▸ **PROMPT**:
The records that follow need to be output exactly as they are.
## Begin SUPPLIED DATA
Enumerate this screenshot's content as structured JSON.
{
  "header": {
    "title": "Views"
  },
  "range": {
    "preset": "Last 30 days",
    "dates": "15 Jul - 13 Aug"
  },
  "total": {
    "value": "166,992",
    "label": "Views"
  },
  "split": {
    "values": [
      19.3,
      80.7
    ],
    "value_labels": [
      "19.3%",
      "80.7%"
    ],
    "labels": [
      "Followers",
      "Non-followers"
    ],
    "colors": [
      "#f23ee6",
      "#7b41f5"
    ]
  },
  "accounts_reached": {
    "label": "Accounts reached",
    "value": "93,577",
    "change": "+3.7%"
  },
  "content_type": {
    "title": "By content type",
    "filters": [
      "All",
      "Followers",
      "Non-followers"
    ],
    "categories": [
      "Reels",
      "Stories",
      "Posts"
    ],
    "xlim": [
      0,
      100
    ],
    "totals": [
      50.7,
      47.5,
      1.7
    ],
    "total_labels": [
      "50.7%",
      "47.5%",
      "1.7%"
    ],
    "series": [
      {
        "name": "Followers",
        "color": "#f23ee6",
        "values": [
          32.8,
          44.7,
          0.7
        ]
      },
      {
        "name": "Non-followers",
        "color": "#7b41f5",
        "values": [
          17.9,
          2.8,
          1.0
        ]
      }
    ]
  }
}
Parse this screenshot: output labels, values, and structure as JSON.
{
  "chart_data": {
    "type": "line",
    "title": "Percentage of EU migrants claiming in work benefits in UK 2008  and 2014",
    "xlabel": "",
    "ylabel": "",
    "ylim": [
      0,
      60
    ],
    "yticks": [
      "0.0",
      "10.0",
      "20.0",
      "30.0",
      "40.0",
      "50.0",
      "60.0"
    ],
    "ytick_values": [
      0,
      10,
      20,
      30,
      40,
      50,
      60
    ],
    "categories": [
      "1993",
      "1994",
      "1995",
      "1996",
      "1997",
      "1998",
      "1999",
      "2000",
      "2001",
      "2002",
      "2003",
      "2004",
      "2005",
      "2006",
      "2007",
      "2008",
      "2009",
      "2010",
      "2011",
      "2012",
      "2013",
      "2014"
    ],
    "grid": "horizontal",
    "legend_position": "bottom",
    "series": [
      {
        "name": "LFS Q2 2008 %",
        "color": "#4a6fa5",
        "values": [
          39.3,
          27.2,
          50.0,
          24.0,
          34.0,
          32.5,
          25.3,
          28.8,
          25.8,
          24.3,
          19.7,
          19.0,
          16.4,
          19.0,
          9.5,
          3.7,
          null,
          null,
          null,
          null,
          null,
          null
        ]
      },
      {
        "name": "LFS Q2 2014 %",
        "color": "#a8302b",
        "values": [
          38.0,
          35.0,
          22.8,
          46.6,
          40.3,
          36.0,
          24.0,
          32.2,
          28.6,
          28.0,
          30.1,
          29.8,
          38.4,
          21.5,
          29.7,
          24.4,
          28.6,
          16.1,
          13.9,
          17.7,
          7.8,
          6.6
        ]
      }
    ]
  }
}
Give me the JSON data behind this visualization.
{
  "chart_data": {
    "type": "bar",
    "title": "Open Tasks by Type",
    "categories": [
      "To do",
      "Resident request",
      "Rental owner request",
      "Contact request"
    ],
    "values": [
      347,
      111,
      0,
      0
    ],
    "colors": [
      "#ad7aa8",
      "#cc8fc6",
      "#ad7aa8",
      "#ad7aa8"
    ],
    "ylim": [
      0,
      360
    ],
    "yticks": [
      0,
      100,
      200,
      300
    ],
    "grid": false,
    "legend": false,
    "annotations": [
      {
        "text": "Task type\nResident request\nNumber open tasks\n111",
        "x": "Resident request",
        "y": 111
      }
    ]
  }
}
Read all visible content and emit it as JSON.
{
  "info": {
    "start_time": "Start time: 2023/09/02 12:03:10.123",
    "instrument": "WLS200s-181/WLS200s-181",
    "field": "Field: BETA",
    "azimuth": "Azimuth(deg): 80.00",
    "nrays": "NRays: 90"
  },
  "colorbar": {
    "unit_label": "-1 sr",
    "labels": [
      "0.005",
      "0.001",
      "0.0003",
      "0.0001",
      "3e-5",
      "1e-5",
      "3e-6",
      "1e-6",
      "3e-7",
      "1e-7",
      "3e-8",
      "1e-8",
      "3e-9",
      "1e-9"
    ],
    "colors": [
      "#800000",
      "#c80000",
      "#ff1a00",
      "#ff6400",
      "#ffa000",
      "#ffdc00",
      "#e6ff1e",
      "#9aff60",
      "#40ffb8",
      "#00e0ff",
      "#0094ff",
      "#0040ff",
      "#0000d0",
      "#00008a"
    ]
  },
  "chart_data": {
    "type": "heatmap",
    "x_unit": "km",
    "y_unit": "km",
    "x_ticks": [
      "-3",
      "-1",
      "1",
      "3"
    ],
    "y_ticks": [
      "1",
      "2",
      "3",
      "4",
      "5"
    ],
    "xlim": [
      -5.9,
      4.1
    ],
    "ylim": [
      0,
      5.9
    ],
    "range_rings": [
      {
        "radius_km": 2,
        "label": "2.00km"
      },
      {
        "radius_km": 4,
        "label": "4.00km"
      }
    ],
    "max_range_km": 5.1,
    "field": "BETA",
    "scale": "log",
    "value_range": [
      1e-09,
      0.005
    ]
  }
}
## End SUPPLIED DATA
▸ **WRITTEN ANSWER**:
Enumerate this screenshot's content as structured JSON.
{
  "header": {
    "title": "Views"
  },
  "range": {
    "preset": "Last 30 days",
    "dates": "15 Jul - 13 Aug"
  },
  "total": {
    "value": "166,992",
    "label": "Views"
  },
  "split": {
    "values": [
      19.3,
      80.7
    ],
    "value_labels": [
      "19.3%",
      "80.7%"
    ],
    "labels": [
      "Followers",
      "Non-followers"
    ],
    "colors": [
      "#f23ee6",
      "#7b41f5"
    ]
  },
  "accounts_reached": {
    "label": "Accounts reached",
    "value": "93,577",
    "change": "+3.7%"
  },
  "content_type": {
    "title": "By content type",
    "filters": [
      "All",
      "Followers",
      "Non-followers"
    ],
    "categories": [
      "Reels",
      "Stories",
      "Posts"
    ],
    "xlim": [
      0,
      100
    ],
    "totals": [
      50.7,
      47.5,
      1.7
    ],
    "total_labels": [
      "50.7%",
      "47.5%",
      "1.7%"
    ],
    "series": [
      {
        "name": "Followers",
        "color": "#f23ee6",
        "values": [
          32.8,
          44.7,
          0.7
        ]
      },
      {
        "name": "Non-followers",
        "color": "#7b41f5",
        "values": [
          17.9,
          2.8,
          1.0
        ]
      }
    ]
  }
}
Parse this screenshot: output labels, values, and structure as JSON.
{
  "chart_data": {
    "type": "line",
    "title": "Percentage of EU migrants claiming in work benefits in UK 2008  and 2014",
    "xlabel": "",
    "ylabel": "",
    "ylim": [
      0,
      60
    ],
    "yticks": [
      "0.0",
      "10.0",
      "20.0",
      "30.0",
      "40.0",
      "50.0",
      "60.0"
    ],
    "ytick_values": [
      0,
      10,
      20,
      30,
      40,
      50,
      60
    ],
    "categories": [
      "1993",
      "1994",
      "1995",
      "1996",
      "1997",
      "1998",
      "1999",
      "2000",
      "2001",
      "2002",
      "2003",
      "2004",
      "2005",
      "2006",
      "2007",
      "2008",
      "2009",
      "2010",
      "2011",
      "2012",
      "2013",
      "2014"
    ],
    "grid": "horizontal",
    "legend_position": "bottom",
    "series": [
      {
        "name": "LFS Q2 2008 %",
        "color": "#4a6fa5",
        "values": [
          39.3,
          27.2,
          50.0,
          24.0,
          34.0,
          32.5,
          25.3,
          28.8,
          25.8,
          24.3,
          19.7,
          19.0,
          16.4,
          19.0,
          9.5,
          3.7,
          null,
          null,
          null,
          null,
          null,
          null
        ]
      },
      {
        "name": "LFS Q2 2014 %",
        "color": "#a8302b",
        "values": [
          38.0,
          35.0,
          22.8,
          46.6,
          40.3,
          36.0,
          24.0,
          32.2,
          28.6,
          28.0,
          30.1,
          29.8,
          38.4,
          21.5,
          29.7,
          24.4,
          28.6,
          16.1,
          13.9,
          17.7,
          7.8,
          6.6
        ]
      }
    ]
  }
}
Give me the JSON data behind this visualization.
{
  "chart_data": {
    "type": "bar",
    "title": "Open Tasks by Type",
    "categories": [
      "To do",
      "Resident request",
      "Rental owner request",
      "Contact request"
    ],
    "values": [
      347,
      111,
      0,
      0
    ],
    "colors": [
      "#ad7aa8",
      "#cc8fc6",
      "#ad7aa8",
      "#ad7aa8"
    ],
    "ylim": [
      0,
      360
    ],
    "yticks": [
      0,
      100,
      200,
      300
    ],
    "grid": false,
    "legend": false,
    "annotations": [
      {
        "text": "Task type\nResident request\nNumber open tasks\n111",
        "x": "Resident request",
        "y": 111
      }
    ]
  }
}
Read all visible content and emit it as JSON.
{
  "info": {
    "start_time": "Start time: 2023/09/02 12:03:10.123",
    "instrument": "WLS200s-181/WLS200s-181",
    "field": "Field: BETA",
    "azimuth": "Azimuth(deg): 80.00",
    "nrays": "NRays: 90"
  },
  "colorbar": {
    "unit_label": "-1 sr",
    "labels": [
      "0.005",
      "0.001",
      "0.0003",
      "0.0001",
      "3e-5",
      "1e-5",
      "3e-6",
      "1e-6",
      "3e-7",
      "1e-7",
      "3e-8",
      "1e-8",
      "3e-9",
      "1e-9"
    ],
    "colors": [
      "#800000",
      "#c80000",
      "#ff1a00",
      "#ff6400",
      "#ffa000",
      "#ffdc00",
      "#e6ff1e",
      "#9aff60",
      "#40ffb8",
      "#00e0ff",
      "#0094ff",
      "#0040ff",
      "#0000d0",
      "#00008a"
    ]
  },
  "chart_data": {
    "type": "heatmap",
    "x_unit": "km",
    "y_unit": "km",
    "x_ticks": [
      "-3",
      "-1",
      "1",
      "3"
    ],
    "y_ticks": [
      "1",
      "2",
      "3",
      "4",
      "5"
    ],
    "xlim": [
      -5.9,
      4.1
    ],
    "ylim": [
      0,
      5.9
    ],
    "range_rings": [
      {
        "radius_km": 2,
        "label": "2.00km"
      },
      {
        "radius_km": 4,
        "label": "4.00km"
      }
    ],
    "max_range_km": 5.1,
    "field": "BETA",
    "scale": "log",
    "value_range": [
      1e-09,
      0.005
    ]
  }
}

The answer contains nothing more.